__KUTIPAN DOKUMEN__
--

Dari kedua pandangan klasik diatas,
dapat disimpulakan bahwa warganegara atau lebih tepat disebut dengan istilah
“warga (citizen)” menunjuk pada seseorang sebagai dari anggota dari masyarakat
yang dipandang sebagai komunitas politik dan atau komunitas hukum. Penafsiran
diatas tidak terlalu salah dengan analisis bahwa yang dimaksud warga adalah
anggota (member) dari suatu komunitas, sebagaimana telah dinyatakan oleh Bryn
S. Turner dalam (Sapriya, 2006).
Demikian pengertian etimologis
berdasar tinjauan historis maupun pengertian terminologis dari beberapa ahli.
Berdasarkan pengertian-pengertian diatas perlu dicatat bahwa konsep “citizen”
sesungguhnya sulit untuk di terjemahkan dengan kata “warganegara” saja. Sebab
citizen memiliki makna yang lebih dari sekedar anggota dari negara. Tetapi juga
memuat hak-hak dan karakteristik yang melekat padanya. Sementara itu, ada yang
membuat terjemahan citizen dan citizenship sebagai “warga” dan “kewargaan”.
Antara citizen dan cityzenship nantinya merupakan term yang saling berkaitan.
B.
Karakteristik Warga Negara
Warganegara adalah orang yang mampu
menjalankan dirinya dalam berperan di kehidupan politik, (Aristoteles).
Ucapannya yang terkenal adalah “man as political animal”. Warganegara
diklasifikasikan menjadi dua yaitu:
1. Warganegara yang menguasai atau
memerintah (the ruling).
2. Warganegara yang dikuasai atau di
perintah (the ruled).
Karakteristik
warganegara yang baik menurut Aristoteles adalah adanya “civil virtue” (keutamaan
sipil) dalam dirinya. Menurutnya, ada 4 komponen civic virtue yaitu:
1. Temperance (kesederhanaan) termasuk
self-control dan advoidance of extrimes.
2. Justice (keadilan).
3. Courage (keberanian atau keteguhan)
termasuk patriotism.
4. Wisdom or prudance (kebijaksaan atau
kesopanan) termasuk the capacity for jugtment.
Cicero
(106-43 SM) menyatakan bahwa merupakan tugas warga Romawi untuk hormat dan
mempertahankan ikatan bersama dan persaudaraan dengan menggantikan semua konsep
yang membedakan anggota-anggota ras manusia. (Kalidjernih, 2007). Kewajiban
khusus warganegara ideal adalah menempatkancivic virtue, pada masa Republik
Romawi civic virtue diartikan sebagai kemauan untuk mendahulukan kepentingan
publik.

--

__CUPLIKAN DATA__
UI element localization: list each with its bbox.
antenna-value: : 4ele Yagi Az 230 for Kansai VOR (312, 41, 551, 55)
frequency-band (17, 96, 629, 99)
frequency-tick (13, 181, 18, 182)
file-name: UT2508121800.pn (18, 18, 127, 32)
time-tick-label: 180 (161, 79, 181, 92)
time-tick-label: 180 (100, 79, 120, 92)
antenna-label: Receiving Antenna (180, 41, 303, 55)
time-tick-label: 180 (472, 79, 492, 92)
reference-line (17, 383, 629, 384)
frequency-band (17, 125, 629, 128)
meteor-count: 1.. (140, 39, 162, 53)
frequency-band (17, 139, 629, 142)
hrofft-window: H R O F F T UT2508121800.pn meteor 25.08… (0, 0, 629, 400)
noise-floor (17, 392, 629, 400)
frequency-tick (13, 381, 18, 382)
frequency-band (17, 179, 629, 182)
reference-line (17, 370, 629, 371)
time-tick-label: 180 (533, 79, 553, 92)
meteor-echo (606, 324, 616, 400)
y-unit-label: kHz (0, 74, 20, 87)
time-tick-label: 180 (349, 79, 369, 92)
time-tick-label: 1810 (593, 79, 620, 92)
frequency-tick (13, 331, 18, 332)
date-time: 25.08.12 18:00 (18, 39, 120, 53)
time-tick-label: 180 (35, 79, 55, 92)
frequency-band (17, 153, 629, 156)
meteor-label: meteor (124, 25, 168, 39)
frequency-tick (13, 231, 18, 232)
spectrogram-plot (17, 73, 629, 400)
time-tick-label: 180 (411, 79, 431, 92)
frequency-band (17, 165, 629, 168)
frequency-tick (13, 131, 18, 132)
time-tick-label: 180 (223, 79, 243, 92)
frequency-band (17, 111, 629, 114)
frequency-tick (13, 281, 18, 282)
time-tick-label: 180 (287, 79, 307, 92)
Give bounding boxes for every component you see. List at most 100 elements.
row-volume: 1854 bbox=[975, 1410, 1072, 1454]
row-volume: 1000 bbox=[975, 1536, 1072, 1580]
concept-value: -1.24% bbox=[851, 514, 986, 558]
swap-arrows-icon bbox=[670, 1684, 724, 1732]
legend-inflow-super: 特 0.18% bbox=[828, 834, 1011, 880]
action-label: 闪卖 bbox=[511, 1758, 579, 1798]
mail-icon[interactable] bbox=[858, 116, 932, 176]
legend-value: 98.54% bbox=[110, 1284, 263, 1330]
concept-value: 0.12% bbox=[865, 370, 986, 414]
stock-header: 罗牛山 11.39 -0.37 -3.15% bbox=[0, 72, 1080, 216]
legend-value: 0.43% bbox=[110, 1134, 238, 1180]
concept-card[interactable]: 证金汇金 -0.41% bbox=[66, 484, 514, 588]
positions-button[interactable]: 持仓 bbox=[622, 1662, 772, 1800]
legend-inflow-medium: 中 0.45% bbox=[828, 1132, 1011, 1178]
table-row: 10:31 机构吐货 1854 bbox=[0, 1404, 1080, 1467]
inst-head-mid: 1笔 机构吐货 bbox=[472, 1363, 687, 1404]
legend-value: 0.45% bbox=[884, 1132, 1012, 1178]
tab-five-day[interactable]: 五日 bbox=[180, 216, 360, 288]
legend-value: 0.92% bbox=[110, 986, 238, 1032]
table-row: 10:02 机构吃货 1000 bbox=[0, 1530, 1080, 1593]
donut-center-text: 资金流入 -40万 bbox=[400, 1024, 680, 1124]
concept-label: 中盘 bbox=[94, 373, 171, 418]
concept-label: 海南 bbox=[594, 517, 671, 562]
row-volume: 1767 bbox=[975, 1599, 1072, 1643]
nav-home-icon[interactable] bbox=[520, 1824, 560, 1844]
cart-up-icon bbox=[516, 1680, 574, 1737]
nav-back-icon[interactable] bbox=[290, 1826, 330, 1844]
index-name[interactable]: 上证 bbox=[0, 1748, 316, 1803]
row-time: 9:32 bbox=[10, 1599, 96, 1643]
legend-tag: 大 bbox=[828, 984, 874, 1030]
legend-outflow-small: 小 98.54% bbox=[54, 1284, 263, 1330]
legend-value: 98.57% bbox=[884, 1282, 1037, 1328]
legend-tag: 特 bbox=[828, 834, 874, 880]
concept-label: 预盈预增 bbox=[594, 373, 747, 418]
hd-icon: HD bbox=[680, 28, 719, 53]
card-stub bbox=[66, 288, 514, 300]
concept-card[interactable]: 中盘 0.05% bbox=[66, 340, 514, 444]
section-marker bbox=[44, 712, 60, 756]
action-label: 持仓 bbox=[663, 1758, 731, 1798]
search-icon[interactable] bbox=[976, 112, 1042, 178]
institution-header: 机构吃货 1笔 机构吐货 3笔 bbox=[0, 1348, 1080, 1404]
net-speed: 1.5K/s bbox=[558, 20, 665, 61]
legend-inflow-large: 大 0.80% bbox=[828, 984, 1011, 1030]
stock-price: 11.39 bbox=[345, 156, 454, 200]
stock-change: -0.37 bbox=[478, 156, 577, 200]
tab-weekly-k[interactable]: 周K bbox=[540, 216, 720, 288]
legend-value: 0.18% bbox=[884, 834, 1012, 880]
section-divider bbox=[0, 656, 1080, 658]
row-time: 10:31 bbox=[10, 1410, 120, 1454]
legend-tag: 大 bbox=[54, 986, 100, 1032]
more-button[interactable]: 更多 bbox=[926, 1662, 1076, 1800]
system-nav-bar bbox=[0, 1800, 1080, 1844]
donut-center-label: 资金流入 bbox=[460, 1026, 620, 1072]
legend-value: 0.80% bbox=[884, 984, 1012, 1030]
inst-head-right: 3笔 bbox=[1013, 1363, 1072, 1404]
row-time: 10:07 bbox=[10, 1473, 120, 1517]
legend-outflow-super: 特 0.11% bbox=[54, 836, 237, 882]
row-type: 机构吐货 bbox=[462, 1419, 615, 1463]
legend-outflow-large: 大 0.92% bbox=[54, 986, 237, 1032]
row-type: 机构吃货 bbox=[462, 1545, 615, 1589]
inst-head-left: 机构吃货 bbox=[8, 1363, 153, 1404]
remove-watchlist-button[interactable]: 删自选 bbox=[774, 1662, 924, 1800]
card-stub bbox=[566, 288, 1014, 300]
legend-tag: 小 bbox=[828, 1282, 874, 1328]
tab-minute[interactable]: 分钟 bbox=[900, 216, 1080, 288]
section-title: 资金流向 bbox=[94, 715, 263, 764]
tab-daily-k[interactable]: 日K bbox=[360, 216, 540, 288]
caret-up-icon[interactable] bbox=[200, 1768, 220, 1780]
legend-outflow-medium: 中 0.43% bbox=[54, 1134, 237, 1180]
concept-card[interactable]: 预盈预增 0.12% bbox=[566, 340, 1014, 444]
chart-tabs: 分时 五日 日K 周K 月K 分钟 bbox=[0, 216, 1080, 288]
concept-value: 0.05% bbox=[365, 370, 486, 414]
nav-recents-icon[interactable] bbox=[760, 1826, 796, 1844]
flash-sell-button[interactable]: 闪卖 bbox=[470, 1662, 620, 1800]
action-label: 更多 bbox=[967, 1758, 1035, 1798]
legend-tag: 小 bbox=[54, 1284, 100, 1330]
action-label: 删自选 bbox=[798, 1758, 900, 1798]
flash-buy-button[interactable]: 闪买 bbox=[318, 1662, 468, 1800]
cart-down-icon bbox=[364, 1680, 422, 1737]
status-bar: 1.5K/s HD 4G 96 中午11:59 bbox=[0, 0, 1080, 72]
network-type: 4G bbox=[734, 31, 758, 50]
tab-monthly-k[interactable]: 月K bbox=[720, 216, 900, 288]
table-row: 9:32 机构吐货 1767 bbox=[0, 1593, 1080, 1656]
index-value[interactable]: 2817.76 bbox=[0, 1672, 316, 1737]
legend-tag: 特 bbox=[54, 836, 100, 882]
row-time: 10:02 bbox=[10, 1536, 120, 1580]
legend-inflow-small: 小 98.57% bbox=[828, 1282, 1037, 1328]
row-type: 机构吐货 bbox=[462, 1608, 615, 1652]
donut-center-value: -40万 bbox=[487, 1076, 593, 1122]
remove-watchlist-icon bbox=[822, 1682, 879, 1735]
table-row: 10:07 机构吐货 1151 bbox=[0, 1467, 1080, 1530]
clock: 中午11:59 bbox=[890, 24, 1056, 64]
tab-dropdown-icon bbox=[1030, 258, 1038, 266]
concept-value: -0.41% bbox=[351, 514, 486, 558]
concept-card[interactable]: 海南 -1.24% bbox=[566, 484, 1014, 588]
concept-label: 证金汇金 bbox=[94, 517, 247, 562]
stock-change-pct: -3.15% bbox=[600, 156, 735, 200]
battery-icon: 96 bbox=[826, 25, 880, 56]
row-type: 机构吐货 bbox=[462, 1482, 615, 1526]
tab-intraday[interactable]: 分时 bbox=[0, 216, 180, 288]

--

__TUGAS YANG DIMINTA__
Tuliskan ulang dengan tepat bagian kutipan dokumen mulai dari "sesungguhnya sulit untuk" sampai dengan "kehidupan politik, (Aristoteles).".

__PENYELESAIAN TUGAS__
sesungguhnya sulit untuk di terjemahkan dengan kata “warganegara” saja. Sebab
citizen memiliki makna yang lebih dari sekedar anggota dari negara. Tetapi juga
memuat hak-hak dan karakteristik yang melekat padanya. Sementara itu, ada yang
membuat terjemahan citizen dan citizenship sebagai “warga” dan “kewargaan”.
Antara citizen dan cityzenship nantinya merupakan term yang saling berkaitan.
B.
Karakteristik Warga Negara
Warganegara adalah orang yang mampu
menjalankan dirinya dalam berperan di kehidupan politik, (Aristoteles).